* [Set exercise]
Reproduce the listing below in full and without alteration, apart from its pictures.

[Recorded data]
▬▬▬

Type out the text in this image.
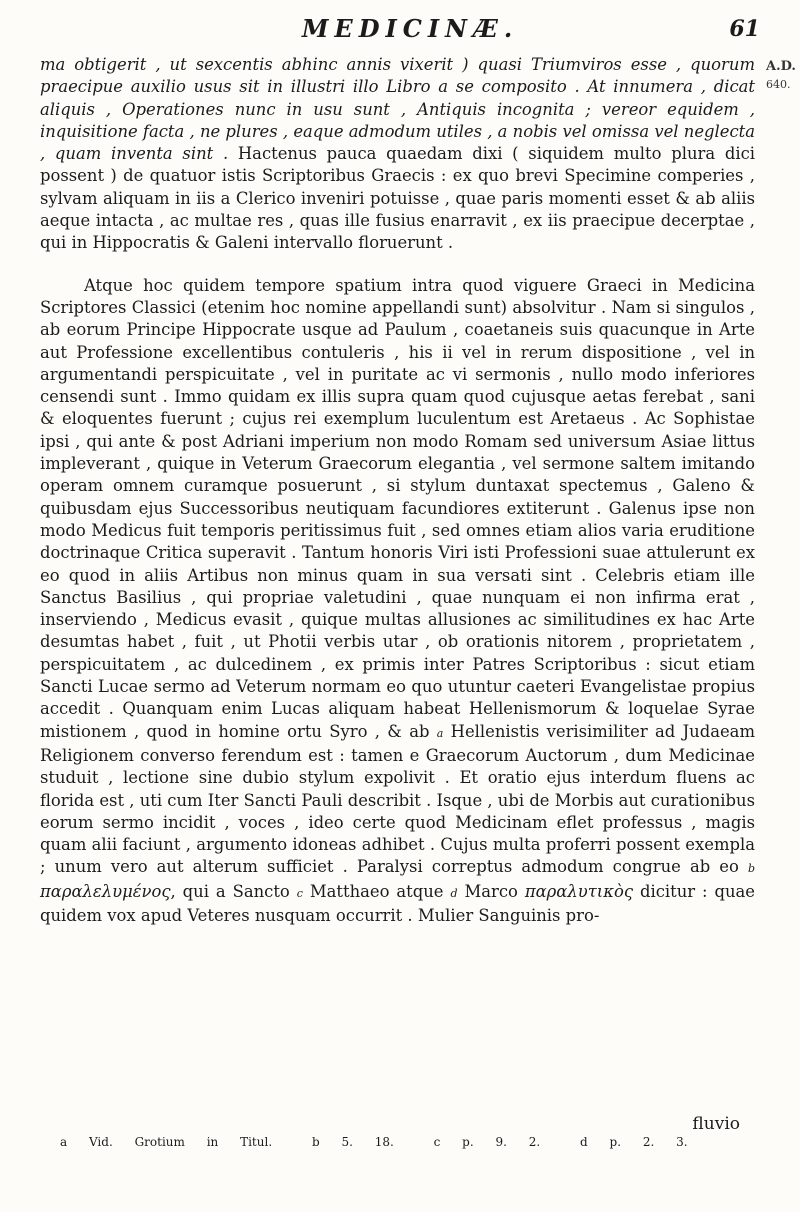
MEDICINÆ.	61
A.D.
640.

ma obtigerit , ut sexcentis abhinc annis vixerit ) quasi Triumviros esse , quorum praecipue auxilio usus sit in illustri illo Libro a se composito . At innumera , dicat aliquis , Operationes nunc in usu sunt , Antiquis incognita ; vereor equidem , inquisitione facta , ne plures , eaque admodum utiles , a nobis vel omissa vel neglecta , quam inventa sint . Hactenus pauca quaedam dixi ( siquidem multo plura dici possent ) de quatuor istis Scriptoribus Graecis : ex quo brevi Specimine comperies , sylvam aliquam in iis a Clerico inveniri potuisse , quae paris momenti esset & ab aliis aeque intacta , ac multae res , quas ille fusius enarravit , ex iis praecipue decerptae , qui in Hippocratis & Galeni intervallo floruerunt .

Atque hoc quidem tempore spatium intra quod viguere Graeci in Medicina Scriptores Classici (etenim hoc nomine appellandi sunt) absolvitur . Nam si singulos , ab eorum Principe Hippocrate usque ad Paulum , coaetaneis suis quacunque in Arte aut Professione excellentibus contuleris , his ii vel in rerum dispositione , vel in argumentandi perspicuitate , vel in puritate ac vi sermonis , nullo modo inferiores censendi sunt . Immo quidam ex illis supra quam quod cujusque aetas ferebat , sani & eloquentes fuerunt ; cujus rei exemplum luculentum est Aretaeus . Ac Sophistae ipsi , qui ante & post Adriani imperium non modo Romam sed universum Asiae littus impleverant , quique in Veterum Graecorum elegantia , vel sermone saltem imitando operam omnem curamque posuerunt , si stylum duntaxat spectemus , Galeno & quibusdam ejus Successoribus neutiquam facundiores extiterunt . Galenus ipse non modo Medicus fuit temporis peritissimus fuit , sed omnes etiam alios varia eruditione doctrinaque Critica superavit . Tantum honoris Viri isti Professioni suae attulerunt ex eo quod in aliis Artibus non minus quam in sua versati sint . Celebris etiam ille Sanctus Basilius , qui propriae valetudini , quae nunquam ei non infirma erat , inserviendo , Medicus evasit , quique multas allusiones ac similitudines ex hac Arte desumtas habet , fuit , ut Photii verbis utar , ob orationis nitorem , proprietatem , perspicuitatem , ac dulcedinem , ex primis inter Patres Scriptoribus : sicut etiam Sancti Lucae sermo ad Veterum normam eo quo utuntur caeteri Evangelistae propius accedit . Quanquam enim Lucas aliquam habeat Hellenismorum & loquelae Syrae mistionem , quod in homine ortu Syro , & ab a Hellenistis verisimiliter ad Judaeam Religionem converso ferendum est : tamen e Graecorum Auctorum , dum Medicinae studuit , lectione sine dubio stylum expolivit . Et oratio ejus interdum fluens ac florida est , uti cum Iter Sancti Pauli describit . Isque , ubi de Morbis aut curationibus eorum sermo incidit , voces , ideo certe quod Medicinam eflet professus , magis quam alii faciunt , argumento idoneas adhibet . Cujus multa proferri possent exempla ; unum vero aut alterum sufficiet . Paralysi correptus admodum congrue ab eo b παραλελυμένος, qui a Sancto c Matthaeo atque d Marco παραλυτικὸς dicitur : quae quidem vox apud Veteres nusquam occurrit . Mulier Sanguinis pro-

fluvio
a Vid. Grotium in Titul.	b 5. 18.	c p. 9. 2.	d p. 2. 3.
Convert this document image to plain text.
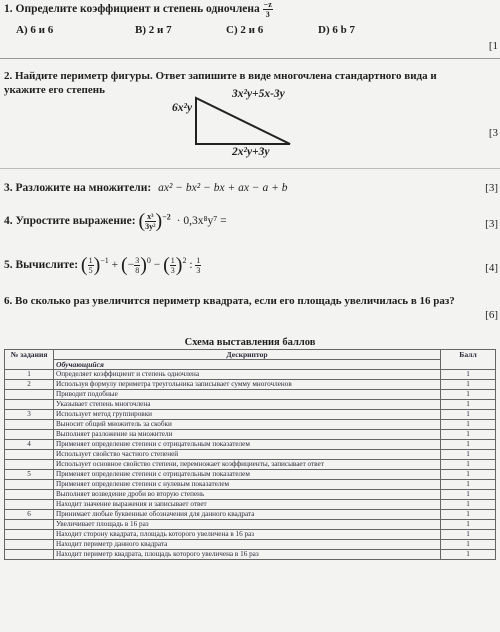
1. Определите коэффициент и степень одночлена $\frac{-z}{3}$
A) 6 и 6	B) 2 и 7	C) 2 и 6	D) 6 b 7
[1
2. Найдите периметр фигуры. Ответ запишите в виде многочлена стандартного вида и
укажите его степень
6x²y
3x²y+5x-3y
2x²y+3y
[3
3. Разложите на множители: ax² − bx² − bx + ax − a + b	[3]
4. Упростите выражение: ( $\frac{\text{x³}}{\text{3y²}} )^{-2} \cdot 0,3x^8y^7$ =	[3]
5. Вычислите: ( $\frac{1}{5} )^{-1}$ + (− $\frac{3}{8} )^0$ − ( $\frac{1}{3} )^2$ : $\frac{1}{3}$	[4]
6. Во сколько раз увеличится периметр квадрата, если его площадь увеличилась в 16 раз?
[6]
Схема выставления баллов
№ задания	Дескриптор	Балл
	Обучающийся	
1	Определяет коэффициент и степень одночлена	1
2	Используя формулу периметра треугольника записывает сумму многочленов	1
	Приводит подобные	1
	Указывает степень многочлена	1
3	Использует метод группировки	1
	Выносит общий множитель за скобки	1
	Выполняет разложение на множители	1
4	Применяет определение степени с отрицательным показателем	1
	Использует свойство частного степеней	1
	Использует основное свойство степени, перемножает коэффициенты, записывает ответ	1
5	Применяет определение степени с отрицательным показателем	1
	Применяет определение степени с нулевым показателем	1
	Выполняет возведение дроби во вторую степень	1
	Находит значение выражения и записывает ответ	1
6	Принимает любые буквенные обозначения для данного квадрата	1
	Увеличивает площадь в 16 раз	1
	Находит сторону квадрата, площадь которого увеличена в 16 раз	1
	Находит периметр данного квадрата	1
	Находит периметр квадрата, площадь которого увеличена в 16 раз	1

▬▬▬

* [Response]
Type out the text in this image.
MEDICINÆ.	61
A.D.
640.

ma obtigerit , ut sexcentis abhinc annis vixerit ) quasi Triumviros esse , quorum praecipue auxilio usus sit in illustri illo Libro a se composito . At innumera , dicat aliquis , Operationes nunc in usu sunt , Antiquis incognita ; vereor equidem , inquisitione facta , ne plures , eaque admodum utiles , a nobis vel omissa vel neglecta , quam inventa sint . Hactenus pauca quaedam dixi ( siquidem multo plura dici possent ) de quatuor istis Scriptoribus Graecis : ex quo brevi Specimine comperies , sylvam aliquam in iis a Clerico inveniri potuisse , quae paris momenti esset & ab aliis aeque intacta , ac multae res , quas ille fusius enarravit , ex iis praecipue decerptae , qui in Hippocratis & Galeni intervallo floruerunt .

Atque hoc quidem tempore spatium intra quod viguere Graeci in Medicina Scriptores Classici (etenim hoc nomine appellandi sunt) absolvitur . Nam si singulos , ab eorum Principe Hippocrate usque ad Paulum , coaetaneis suis quacunque in Arte aut Professione excellentibus contuleris , his ii vel in rerum dispositione , vel in argumentandi perspicuitate , vel in puritate ac vi sermonis , nullo modo inferiores censendi sunt . Immo quidam ex illis supra quam quod cujusque aetas ferebat , sani & eloquentes fuerunt ; cujus rei exemplum luculentum est Aretaeus . Ac Sophistae ipsi , qui ante & post Adriani imperium non modo Romam sed universum Asiae littus impleverant , quique in Veterum Graecorum elegantia , vel sermone saltem imitando operam omnem curamque posuerunt , si stylum duntaxat spectemus , Galeno & quibusdam ejus Successoribus neutiquam facundiores extiterunt . Galenus ipse non modo Medicus fuit temporis peritissimus fuit , sed omnes etiam alios varia eruditione doctrinaque Critica superavit . Tantum honoris Viri isti Professioni suae attulerunt ex eo quod in aliis Artibus non minus quam in sua versati sint . Celebris etiam ille Sanctus Basilius , qui propriae valetudini , quae nunquam ei non infirma erat , inserviendo , Medicus evasit , quique multas allusiones ac similitudines ex hac Arte desumtas habet , fuit , ut Photii verbis utar , ob orationis nitorem , proprietatem , perspicuitatem , ac dulcedinem , ex primis inter Patres Scriptoribus : sicut etiam Sancti Lucae sermo ad Veterum normam eo quo utuntur caeteri Evangelistae propius accedit . Quanquam enim Lucas aliquam habeat Hellenismorum & loquelae Syrae mistionem , quod in homine ortu Syro , & ab a Hellenistis verisimiliter ad Judaeam Religionem converso ferendum est : tamen e Graecorum Auctorum , dum Medicinae studuit , lectione sine dubio stylum expolivit . Et oratio ejus interdum fluens ac florida est , uti cum Iter Sancti Pauli describit . Isque , ubi de Morbis aut curationibus eorum sermo incidit , voces , ideo certe quod Medicinam eflet professus , magis quam alii faciunt , argumento idoneas adhibet . Cujus multa proferri possent exempla ; unum vero aut alterum sufficiet . Paralysi correptus admodum congrue ab eo b παραλελυμένος, qui a Sancto c Matthaeo atque d Marco παραλυτικὸς dicitur : quae quidem vox apud Veteres nusquam occurrit . Mulier Sanguinis pro-

fluvio
a Vid. Grotium in Titul.	b 5. 18.	c p. 9. 2.	d p. 2. 3.
Convert this document image to plain text.
1. Определите коэффициент и степень одночлена $\frac{-z}{3}$
A) 6 и 6	B) 2 и 7	C) 2 и 6	D) 6 b 7
[1
2. Найдите периметр фигуры. Ответ запишите в виде многочлена стандартного вида и
укажите его степень
6x²y
3x²y+5x-3y
2x²y+3y
[3
3. Разложите на множители: ax² − bx² − bx + ax − a + b	[3]
4. Упростите выражение: ( $\frac{\text{x³}}{\text{3y²}} )^{-2} \cdot 0,3x^8y^7$ =	[3]
5. Вычислите: ( $\frac{1}{5} )^{-1}$ + (− $\frac{3}{8} )^0$ − ( $\frac{1}{3} )^2$ : $\frac{1}{3}$	[4]
6. Во сколько раз увеличится периметр квадрата, если его площадь увеличилась в 16 раз?
[6]
Схема выставления баллов
№ задания	Дескриптор	Балл
	Обучающийся	
1	Определяет коэффициент и степень одночлена	1
2	Используя формулу периметра треугольника записывает сумму многочленов	1
	Приводит подобные	1
	Указывает степень многочлена	1
3	Использует метод группировки	1
	Выносит общий множитель за скобки	1
	Выполняет разложение на множители	1
4	Применяет определение степени с отрицательным показателем	1
	Использует свойство частного степеней	1
	Использует основное свойство степени, перемножает коэффициенты, записывает ответ	1
5	Применяет определение степени с отрицательным показателем	1
	Применяет определение степени с нулевым показателем	1
	Выполняет возведение дроби во вторую степень	1
	Находит значение выражения и записывает ответ	1
6	Принимает любые буквенные обозначения для данного квадрата	1
	Увеличивает площадь в 16 раз	1
	Находит сторону квадрата, площадь которого увеличена в 16 раз	1
	Находит периметр данного квадрата	1
	Находит периметр квадрата, площадь которого увеличена в 16 раз	1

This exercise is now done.